» Excerpted records:
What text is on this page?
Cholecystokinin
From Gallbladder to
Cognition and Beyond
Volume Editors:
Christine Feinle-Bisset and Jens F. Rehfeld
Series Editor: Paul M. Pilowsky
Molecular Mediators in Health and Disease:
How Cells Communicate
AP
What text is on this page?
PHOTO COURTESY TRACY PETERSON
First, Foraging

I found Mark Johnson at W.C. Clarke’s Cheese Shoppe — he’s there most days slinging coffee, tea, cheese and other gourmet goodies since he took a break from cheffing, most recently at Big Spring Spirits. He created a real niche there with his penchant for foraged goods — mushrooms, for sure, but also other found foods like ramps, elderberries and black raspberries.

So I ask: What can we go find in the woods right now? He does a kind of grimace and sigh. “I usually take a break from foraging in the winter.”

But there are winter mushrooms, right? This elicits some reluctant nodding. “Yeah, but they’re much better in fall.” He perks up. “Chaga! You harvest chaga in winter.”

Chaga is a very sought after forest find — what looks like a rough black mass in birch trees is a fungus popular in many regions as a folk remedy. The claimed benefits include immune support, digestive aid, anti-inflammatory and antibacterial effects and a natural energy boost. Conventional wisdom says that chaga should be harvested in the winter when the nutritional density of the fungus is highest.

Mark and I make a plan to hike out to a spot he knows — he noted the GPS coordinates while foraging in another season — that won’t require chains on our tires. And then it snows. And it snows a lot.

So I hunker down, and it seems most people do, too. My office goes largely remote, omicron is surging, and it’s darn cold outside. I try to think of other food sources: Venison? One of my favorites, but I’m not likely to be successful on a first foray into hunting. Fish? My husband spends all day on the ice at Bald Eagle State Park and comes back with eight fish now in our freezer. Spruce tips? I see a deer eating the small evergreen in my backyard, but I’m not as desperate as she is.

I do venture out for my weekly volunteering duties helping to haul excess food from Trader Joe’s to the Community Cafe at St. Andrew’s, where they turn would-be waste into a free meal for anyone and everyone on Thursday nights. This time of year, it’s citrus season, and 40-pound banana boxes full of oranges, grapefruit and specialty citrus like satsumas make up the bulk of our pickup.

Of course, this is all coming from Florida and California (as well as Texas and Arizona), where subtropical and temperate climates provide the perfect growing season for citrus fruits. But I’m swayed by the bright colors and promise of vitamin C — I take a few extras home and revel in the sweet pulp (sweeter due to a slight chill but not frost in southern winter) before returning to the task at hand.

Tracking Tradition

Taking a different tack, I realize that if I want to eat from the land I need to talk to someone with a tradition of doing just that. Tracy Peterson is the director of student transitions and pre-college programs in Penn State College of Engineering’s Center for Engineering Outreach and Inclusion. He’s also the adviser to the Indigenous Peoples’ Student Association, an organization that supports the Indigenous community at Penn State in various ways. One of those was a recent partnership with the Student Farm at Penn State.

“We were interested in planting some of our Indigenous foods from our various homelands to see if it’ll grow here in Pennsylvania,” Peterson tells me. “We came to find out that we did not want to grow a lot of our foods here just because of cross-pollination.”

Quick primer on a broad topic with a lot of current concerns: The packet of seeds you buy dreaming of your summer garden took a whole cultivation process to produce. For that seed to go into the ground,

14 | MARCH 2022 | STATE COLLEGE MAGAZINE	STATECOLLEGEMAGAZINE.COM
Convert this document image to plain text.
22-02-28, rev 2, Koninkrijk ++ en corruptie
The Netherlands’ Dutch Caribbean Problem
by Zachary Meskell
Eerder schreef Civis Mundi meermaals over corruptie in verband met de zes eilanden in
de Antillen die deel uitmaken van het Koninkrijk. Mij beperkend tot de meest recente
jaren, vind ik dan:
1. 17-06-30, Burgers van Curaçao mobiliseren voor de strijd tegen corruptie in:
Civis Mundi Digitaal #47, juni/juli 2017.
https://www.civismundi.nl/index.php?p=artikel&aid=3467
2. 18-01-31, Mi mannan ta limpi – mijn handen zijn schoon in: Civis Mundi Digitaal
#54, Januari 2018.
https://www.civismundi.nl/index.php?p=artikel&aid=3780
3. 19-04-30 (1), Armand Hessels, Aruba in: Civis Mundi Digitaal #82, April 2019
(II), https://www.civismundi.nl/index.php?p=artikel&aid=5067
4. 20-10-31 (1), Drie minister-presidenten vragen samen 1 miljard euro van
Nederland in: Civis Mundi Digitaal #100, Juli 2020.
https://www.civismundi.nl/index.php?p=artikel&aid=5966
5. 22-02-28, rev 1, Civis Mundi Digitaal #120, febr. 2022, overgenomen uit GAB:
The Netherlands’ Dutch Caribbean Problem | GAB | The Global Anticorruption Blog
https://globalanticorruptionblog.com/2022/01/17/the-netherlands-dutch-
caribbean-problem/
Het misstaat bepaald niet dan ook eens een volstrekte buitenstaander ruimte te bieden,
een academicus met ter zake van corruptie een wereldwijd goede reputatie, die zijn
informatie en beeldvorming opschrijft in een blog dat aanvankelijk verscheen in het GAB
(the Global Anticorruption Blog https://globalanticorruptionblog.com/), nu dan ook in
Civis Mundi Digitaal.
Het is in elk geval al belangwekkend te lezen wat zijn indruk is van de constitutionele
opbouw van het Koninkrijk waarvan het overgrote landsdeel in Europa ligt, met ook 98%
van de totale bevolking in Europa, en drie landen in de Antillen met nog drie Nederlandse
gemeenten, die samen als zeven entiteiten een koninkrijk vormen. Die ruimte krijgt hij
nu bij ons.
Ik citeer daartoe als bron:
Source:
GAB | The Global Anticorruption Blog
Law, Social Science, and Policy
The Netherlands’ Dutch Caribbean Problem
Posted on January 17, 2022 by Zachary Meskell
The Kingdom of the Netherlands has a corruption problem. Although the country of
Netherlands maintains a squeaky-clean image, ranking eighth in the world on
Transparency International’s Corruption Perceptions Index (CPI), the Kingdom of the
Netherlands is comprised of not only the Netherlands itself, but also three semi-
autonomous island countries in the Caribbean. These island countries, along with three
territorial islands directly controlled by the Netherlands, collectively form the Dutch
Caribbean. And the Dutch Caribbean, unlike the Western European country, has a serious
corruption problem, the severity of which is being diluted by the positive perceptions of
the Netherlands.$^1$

» Exercise requirements: What are the lines of the data above that include the string "take"? Copy them.

» Exercise result:
So I ask: What can we go find in the woods right now? He does a kind of grimace and sigh. “I usually take a break from foraging in the winter.”
Of course, this is all coming from Florida and California (as well as Texas and Arizona), where subtropical and temperate climates provide the perfect growing season for citrus fruits. But I’m swayed by the bright colors and promise of vitamin C — I take a few extras home and revel in the sweet pulp (sweeter due to a slight chill but not frost in southern winter) before returning to the task at hand.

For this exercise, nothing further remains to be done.